以上の通信フローで示したように、光無線通信システム10は、光無線通信の屋外における通信環境に基づき設定された速度に基づき、無線通信速度を低下させることができる。また、光無線通信システム10は、光無線通信装置20による情報処理装置25との有線通信速度の低下を、光無線通信装置20及び光無線通信装置30間の無線通信速度の低下に先立って行うことにより、通信速度の変更中に、光無線通信装置20及び情報処理装置25間の有線通信速度が、光無線通信装置20及び光無線通信装置30間の無線通信速度より低くなるのを防ぐことができる。
図6は、情報処理装置25のハードウェア構成の一例を示す。情報処理装置25は、CPU700、ROM702、RAM704、通信インタフェース706、ハードディスクドライブ708、データベースインタフェース710、フレキシブルディスクドライブ712、及びCD−ROMドライブ714を備える。CPU700は、ROM702及びRAM704に格納されたプログラムに基づいて動作し、各部の制御を行う。通信インタフェース706は、コンピュータネットワークを介して光無線通信装置20と通信する。データベースインタフェース710は、データベースへのデータの書込、及びデータベースの内容の更新を行う。
フレキシブルディスクドライブ712は、フレキシブルディスク720からデータ又はプログラムを読み取り通信インタフェース706に提供する。CD−ROMドライブ714は、CD−ROM722からデータ又はプログラムを読み取り通信インタフェース706に提供する。通信インタフェース706は、フレキシブルディスクドライブ712又はCD−ROMドライブ714から提供されたデータ又はプログラムを光無線通信装置20に送信する。データベースインタフェース710は、各種データベース724と接続してデータを送受信する。
**********
## [指示]
ページによると、CPU700は何に基づいて動作しますか？ 項目は参照しなくてかまいません。

## [表示項目]
**********
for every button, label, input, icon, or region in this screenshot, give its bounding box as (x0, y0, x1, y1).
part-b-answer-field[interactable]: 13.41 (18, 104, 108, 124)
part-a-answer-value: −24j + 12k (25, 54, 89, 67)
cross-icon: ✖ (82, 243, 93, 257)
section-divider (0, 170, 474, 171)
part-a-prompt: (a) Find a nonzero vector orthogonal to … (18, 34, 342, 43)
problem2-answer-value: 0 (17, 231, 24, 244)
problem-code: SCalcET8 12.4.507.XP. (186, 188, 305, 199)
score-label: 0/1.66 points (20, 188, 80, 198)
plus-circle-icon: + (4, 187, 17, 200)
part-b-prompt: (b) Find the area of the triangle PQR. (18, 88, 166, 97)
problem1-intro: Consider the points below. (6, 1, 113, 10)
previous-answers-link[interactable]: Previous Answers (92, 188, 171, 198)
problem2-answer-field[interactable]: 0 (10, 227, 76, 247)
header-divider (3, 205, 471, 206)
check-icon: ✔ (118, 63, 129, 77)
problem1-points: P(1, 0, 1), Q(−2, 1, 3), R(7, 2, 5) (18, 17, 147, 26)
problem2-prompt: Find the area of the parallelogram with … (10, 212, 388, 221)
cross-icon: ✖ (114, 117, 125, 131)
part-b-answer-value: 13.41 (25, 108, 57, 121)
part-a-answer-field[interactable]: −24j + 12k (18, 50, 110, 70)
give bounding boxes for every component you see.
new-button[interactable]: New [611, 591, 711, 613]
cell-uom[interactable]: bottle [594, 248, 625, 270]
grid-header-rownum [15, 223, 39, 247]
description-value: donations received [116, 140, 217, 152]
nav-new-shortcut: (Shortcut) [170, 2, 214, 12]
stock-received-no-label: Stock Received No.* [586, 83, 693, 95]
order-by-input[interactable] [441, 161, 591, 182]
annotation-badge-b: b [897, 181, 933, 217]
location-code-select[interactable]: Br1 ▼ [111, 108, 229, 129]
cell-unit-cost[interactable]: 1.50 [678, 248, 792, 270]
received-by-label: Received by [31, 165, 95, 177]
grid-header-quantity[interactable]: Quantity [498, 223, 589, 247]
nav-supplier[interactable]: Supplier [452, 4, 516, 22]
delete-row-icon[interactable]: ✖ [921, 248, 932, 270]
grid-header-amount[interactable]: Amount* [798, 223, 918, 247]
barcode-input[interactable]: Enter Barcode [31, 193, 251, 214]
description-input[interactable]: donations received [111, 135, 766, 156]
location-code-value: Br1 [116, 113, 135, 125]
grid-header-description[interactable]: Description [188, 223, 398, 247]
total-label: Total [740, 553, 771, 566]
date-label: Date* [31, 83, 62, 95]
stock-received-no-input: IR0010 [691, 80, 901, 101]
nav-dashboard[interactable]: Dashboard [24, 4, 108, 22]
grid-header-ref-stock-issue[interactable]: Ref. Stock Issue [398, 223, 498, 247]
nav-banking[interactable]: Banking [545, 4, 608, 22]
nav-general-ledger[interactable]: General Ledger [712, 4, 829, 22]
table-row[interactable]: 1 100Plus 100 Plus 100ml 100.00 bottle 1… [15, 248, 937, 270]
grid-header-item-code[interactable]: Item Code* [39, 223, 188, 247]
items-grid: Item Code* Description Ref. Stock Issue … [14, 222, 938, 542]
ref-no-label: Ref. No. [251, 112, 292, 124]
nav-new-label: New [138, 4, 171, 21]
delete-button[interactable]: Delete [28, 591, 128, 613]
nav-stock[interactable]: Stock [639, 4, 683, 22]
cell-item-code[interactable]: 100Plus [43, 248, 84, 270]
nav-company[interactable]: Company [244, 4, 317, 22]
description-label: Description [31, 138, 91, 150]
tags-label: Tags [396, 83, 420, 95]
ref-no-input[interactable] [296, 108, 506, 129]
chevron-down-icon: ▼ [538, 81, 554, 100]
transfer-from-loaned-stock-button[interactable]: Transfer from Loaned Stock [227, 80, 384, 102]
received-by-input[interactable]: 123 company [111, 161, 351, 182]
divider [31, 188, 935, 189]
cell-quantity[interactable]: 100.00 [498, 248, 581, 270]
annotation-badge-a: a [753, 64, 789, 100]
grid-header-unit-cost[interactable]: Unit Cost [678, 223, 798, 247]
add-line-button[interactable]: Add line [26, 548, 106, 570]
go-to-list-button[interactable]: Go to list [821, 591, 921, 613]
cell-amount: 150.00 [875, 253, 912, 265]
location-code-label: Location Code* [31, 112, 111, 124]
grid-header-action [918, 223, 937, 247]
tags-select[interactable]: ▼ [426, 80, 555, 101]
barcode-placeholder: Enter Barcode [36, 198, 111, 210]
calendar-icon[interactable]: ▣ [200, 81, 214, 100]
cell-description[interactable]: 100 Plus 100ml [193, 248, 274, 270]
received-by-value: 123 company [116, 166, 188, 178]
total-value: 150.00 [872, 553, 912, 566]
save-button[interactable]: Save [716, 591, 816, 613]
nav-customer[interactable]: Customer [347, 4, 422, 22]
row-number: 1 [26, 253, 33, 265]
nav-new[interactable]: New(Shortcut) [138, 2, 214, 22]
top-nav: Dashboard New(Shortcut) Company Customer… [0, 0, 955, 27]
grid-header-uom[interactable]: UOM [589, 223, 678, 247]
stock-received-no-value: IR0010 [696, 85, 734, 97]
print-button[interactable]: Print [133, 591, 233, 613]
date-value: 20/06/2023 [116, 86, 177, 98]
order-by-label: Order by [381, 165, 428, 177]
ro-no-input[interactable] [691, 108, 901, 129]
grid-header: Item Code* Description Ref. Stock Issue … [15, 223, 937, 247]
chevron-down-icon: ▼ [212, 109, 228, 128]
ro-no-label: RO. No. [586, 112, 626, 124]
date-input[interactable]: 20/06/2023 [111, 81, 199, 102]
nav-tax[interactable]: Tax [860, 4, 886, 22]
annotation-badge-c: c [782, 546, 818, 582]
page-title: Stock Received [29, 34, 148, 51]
**********
## [結果]
ROM702及びRAM704に格納されたプログラムに基づいて動作します。